*DATA ENTRIES*.
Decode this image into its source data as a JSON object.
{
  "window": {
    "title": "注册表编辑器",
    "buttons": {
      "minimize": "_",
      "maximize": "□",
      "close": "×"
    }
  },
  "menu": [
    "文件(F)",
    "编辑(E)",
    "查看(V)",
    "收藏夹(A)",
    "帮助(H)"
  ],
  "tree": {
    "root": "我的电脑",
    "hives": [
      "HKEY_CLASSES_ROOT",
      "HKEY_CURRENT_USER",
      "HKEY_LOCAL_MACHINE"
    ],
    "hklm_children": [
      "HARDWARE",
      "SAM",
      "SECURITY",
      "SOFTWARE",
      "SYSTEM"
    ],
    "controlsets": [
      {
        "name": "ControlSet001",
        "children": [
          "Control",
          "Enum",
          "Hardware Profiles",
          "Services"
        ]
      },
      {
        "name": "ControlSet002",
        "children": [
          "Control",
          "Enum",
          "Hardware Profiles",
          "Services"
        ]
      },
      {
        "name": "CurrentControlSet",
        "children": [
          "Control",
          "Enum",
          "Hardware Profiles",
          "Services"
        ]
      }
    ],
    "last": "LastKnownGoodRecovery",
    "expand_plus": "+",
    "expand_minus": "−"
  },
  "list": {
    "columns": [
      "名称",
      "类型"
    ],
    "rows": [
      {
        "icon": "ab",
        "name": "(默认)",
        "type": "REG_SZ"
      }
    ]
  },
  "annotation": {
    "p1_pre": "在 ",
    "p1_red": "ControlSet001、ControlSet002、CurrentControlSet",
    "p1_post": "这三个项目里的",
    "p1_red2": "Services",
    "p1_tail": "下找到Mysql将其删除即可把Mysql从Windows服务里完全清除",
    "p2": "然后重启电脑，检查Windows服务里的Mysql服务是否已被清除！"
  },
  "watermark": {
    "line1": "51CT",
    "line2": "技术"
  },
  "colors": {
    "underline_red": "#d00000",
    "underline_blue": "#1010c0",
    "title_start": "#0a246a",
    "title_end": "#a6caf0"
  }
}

*WHAT THIS TASK INVOLVES*.
From the entries above, pull out each line that includes "CurrentControlSet".

*ANSWER TO THIS PROBLEM*.
        "name": "CurrentControlSet",
    "p1_red": "ControlSet001、ControlSet002、CurrentControlSet",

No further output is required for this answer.